Saved entries
____________

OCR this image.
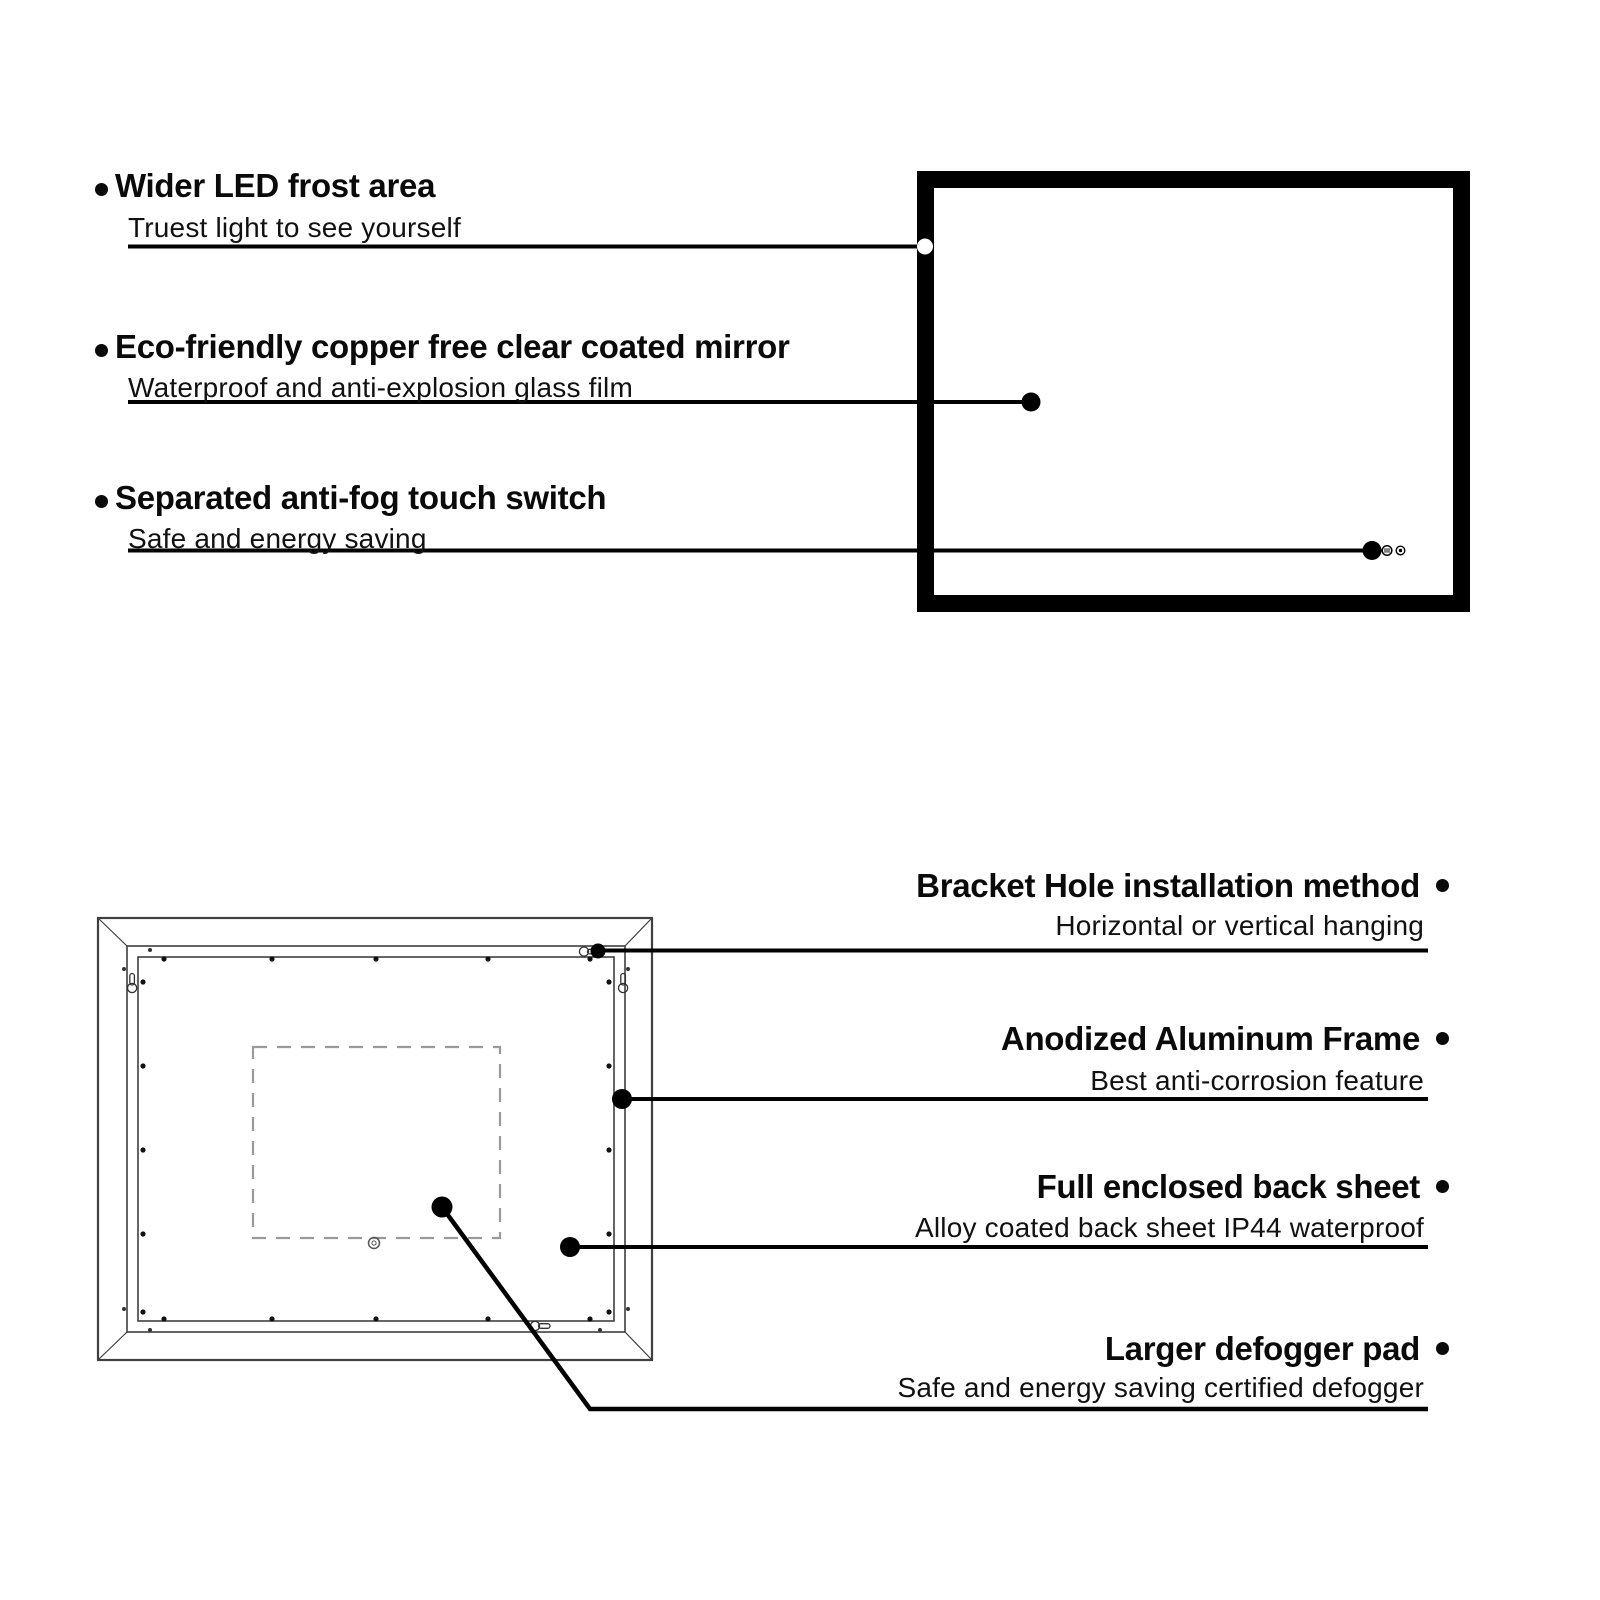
Wider LED frost area
Truest light to see yourself
Eco-friendly copper free clear coated mirror
Waterproof and anti-explosion glass film
Separated anti-fog touch switch
Safe and energy saving
Bracket Hole installation method
Horizontal or vertical hanging
Anodized Aluminum Frame
Best anti-corrosion feature
Full enclosed back sheet
Alloy coated back sheet IP44 waterproof
Larger defogger pad
Safe and energy saving certified defogger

____________

- **WRITTEN EXERCISE**:
Print every entry exactly as written, without the pictures.

- **RESULT FOR THIS TASK**:
OCR this image.
Wider LED frost area
Truest light to see yourself
Eco-friendly copper free clear coated mirror
Waterproof and anti-explosion glass film
Separated anti-fog touch switch
Safe and energy saving
Bracket Hole installation method
Horizontal or vertical hanging
Anodized Aluminum Frame
Best anti-corrosion feature
Full enclosed back sheet
Alloy coated back sheet IP44 waterproof
Larger defogger pad
Safe and energy saving certified defogger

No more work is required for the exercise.